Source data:
+---+
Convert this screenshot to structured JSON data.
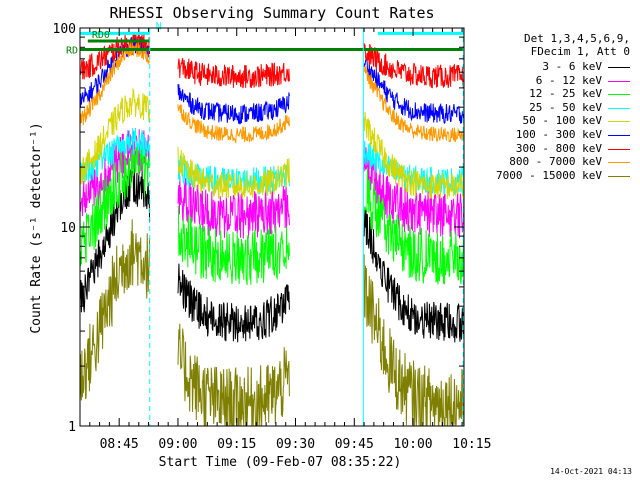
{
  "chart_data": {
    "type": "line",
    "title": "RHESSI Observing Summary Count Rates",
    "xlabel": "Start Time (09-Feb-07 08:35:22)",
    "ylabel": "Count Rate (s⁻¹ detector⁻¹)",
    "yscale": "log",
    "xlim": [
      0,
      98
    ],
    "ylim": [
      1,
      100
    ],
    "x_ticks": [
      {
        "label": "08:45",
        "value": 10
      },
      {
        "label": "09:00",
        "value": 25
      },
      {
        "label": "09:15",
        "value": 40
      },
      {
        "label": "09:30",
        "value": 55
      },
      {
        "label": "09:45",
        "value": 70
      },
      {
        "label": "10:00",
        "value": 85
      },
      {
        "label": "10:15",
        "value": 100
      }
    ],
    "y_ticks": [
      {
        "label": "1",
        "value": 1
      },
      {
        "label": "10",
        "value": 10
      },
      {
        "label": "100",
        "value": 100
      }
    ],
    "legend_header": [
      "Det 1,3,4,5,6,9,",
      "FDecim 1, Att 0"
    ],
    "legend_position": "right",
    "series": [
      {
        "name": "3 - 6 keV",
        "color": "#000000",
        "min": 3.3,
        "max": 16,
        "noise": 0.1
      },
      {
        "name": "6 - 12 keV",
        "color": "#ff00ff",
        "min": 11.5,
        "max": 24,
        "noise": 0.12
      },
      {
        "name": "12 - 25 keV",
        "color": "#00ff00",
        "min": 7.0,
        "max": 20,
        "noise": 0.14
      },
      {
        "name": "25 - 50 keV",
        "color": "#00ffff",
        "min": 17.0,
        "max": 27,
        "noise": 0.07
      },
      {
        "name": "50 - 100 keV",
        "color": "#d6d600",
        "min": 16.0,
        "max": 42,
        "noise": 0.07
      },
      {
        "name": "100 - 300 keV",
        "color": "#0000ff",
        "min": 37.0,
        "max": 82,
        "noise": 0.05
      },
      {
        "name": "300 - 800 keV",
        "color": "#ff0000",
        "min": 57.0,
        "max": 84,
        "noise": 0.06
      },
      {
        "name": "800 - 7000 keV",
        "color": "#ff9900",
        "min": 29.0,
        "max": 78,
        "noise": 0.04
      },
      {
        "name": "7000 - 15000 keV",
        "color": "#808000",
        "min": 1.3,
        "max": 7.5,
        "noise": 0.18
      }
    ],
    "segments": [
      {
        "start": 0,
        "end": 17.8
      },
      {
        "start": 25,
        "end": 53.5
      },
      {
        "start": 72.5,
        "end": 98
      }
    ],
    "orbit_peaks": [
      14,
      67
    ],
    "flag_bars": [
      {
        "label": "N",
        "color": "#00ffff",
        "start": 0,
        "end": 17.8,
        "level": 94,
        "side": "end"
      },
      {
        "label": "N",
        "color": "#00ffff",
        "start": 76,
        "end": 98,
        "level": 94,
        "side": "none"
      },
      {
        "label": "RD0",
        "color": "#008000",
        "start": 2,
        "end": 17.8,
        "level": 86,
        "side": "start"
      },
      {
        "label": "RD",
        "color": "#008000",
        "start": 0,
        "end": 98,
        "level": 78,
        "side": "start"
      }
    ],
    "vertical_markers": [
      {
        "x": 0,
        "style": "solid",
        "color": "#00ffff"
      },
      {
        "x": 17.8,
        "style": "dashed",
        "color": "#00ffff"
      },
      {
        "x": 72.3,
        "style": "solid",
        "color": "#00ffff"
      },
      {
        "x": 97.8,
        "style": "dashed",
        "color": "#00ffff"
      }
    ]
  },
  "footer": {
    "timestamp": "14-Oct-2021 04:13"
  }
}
+---+
== Exercise goal ==
Copy each line of the data above that holds "Count".

== Solution for this exercise ==
    "title": "RHESSI Observing Summary Count Rates",
    "ylabel": "Count Rate (s⁻¹ detector⁻¹)",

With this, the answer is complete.